THE EXERCISE:
Copy out each line that mentions the word "text".

···

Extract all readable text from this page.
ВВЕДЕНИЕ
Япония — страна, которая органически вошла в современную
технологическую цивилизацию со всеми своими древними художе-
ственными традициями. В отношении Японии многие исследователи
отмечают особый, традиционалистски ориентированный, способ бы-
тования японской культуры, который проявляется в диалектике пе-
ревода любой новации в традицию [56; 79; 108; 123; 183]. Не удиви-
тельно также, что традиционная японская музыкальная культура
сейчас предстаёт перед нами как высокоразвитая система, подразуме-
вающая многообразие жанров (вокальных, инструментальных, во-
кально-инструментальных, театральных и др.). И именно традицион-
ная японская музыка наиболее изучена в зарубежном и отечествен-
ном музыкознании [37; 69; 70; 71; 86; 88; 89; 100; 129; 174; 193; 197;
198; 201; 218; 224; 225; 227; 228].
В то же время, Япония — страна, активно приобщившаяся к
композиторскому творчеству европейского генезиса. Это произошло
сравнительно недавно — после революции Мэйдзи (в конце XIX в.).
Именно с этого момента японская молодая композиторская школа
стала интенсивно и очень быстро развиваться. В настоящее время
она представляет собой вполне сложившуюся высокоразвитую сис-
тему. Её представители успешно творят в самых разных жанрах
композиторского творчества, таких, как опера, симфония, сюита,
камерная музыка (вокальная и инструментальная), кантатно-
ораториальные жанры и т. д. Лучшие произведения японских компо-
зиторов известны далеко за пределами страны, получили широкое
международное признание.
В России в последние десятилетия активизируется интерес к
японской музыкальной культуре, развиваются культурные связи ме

···

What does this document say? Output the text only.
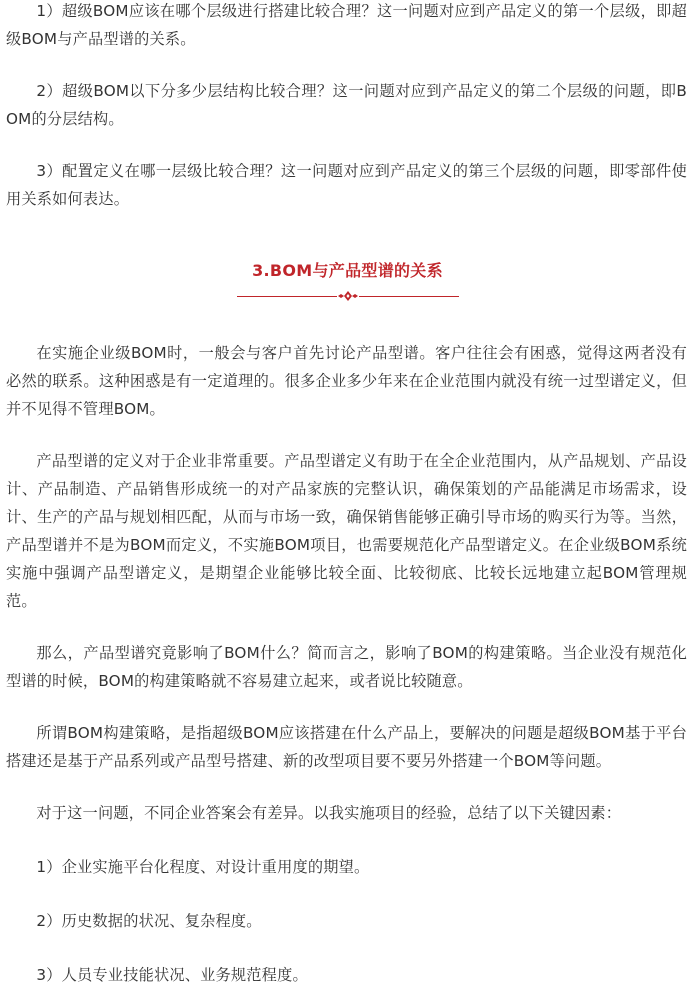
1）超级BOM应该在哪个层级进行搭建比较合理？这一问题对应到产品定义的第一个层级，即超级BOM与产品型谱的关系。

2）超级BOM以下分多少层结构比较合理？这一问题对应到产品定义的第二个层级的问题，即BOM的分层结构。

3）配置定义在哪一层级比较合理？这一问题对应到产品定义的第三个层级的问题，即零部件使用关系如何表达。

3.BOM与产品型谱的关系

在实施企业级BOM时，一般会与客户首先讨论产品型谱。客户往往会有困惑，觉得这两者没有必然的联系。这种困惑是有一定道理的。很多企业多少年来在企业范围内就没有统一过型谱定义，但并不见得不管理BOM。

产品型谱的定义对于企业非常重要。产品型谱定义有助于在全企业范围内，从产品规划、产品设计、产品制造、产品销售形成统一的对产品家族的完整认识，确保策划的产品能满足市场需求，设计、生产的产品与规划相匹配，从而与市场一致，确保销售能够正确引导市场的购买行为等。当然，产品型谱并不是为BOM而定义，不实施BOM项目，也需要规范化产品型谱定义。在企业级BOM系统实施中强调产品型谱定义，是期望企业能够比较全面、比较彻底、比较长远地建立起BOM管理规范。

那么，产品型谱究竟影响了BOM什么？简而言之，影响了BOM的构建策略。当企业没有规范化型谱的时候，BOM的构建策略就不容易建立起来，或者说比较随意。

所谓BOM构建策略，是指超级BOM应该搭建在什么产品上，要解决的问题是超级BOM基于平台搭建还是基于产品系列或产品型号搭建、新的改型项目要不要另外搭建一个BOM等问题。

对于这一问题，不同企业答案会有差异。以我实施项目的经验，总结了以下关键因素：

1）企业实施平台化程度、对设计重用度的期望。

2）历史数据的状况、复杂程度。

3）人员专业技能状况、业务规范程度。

···

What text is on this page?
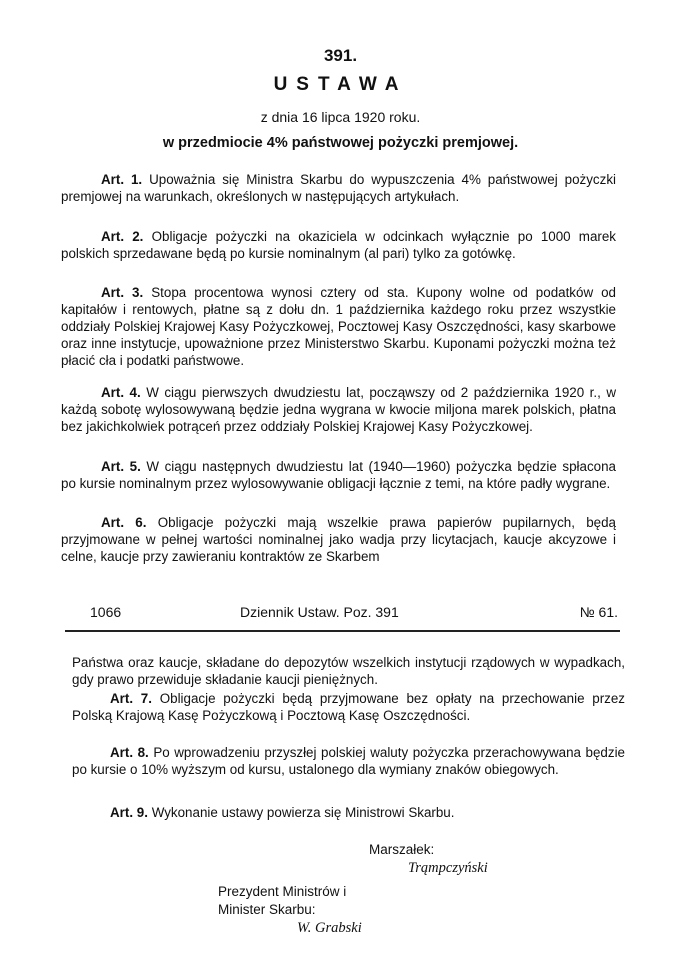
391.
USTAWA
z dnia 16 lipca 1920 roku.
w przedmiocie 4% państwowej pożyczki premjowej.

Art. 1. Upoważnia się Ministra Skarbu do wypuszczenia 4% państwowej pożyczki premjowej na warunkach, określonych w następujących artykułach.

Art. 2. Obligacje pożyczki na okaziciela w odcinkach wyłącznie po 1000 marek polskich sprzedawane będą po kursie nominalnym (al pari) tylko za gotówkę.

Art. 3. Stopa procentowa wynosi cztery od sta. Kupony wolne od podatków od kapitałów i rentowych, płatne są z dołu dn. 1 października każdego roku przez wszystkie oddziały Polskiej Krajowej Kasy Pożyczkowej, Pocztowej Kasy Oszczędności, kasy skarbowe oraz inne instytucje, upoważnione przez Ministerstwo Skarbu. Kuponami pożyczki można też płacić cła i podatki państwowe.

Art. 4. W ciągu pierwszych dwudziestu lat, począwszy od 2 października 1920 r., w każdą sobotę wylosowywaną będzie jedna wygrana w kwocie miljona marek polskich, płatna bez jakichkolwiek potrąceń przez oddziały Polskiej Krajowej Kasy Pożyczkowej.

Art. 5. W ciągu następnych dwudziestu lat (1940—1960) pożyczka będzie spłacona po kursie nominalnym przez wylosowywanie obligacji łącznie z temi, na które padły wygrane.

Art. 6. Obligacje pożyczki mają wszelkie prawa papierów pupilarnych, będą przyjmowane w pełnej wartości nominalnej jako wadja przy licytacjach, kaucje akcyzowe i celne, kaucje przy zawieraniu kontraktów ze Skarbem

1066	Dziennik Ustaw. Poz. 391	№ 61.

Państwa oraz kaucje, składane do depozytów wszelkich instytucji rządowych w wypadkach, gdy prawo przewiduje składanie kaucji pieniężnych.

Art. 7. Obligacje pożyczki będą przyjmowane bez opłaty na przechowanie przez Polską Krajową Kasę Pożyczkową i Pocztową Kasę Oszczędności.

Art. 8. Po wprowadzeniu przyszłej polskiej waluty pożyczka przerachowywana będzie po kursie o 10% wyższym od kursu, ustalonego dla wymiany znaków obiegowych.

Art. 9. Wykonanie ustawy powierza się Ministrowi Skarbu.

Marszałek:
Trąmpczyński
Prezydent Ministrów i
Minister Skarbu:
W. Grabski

···

TASK RESULT:
Extract all readable text from this page.
What does this document say? Output the text only.
What text is on this page?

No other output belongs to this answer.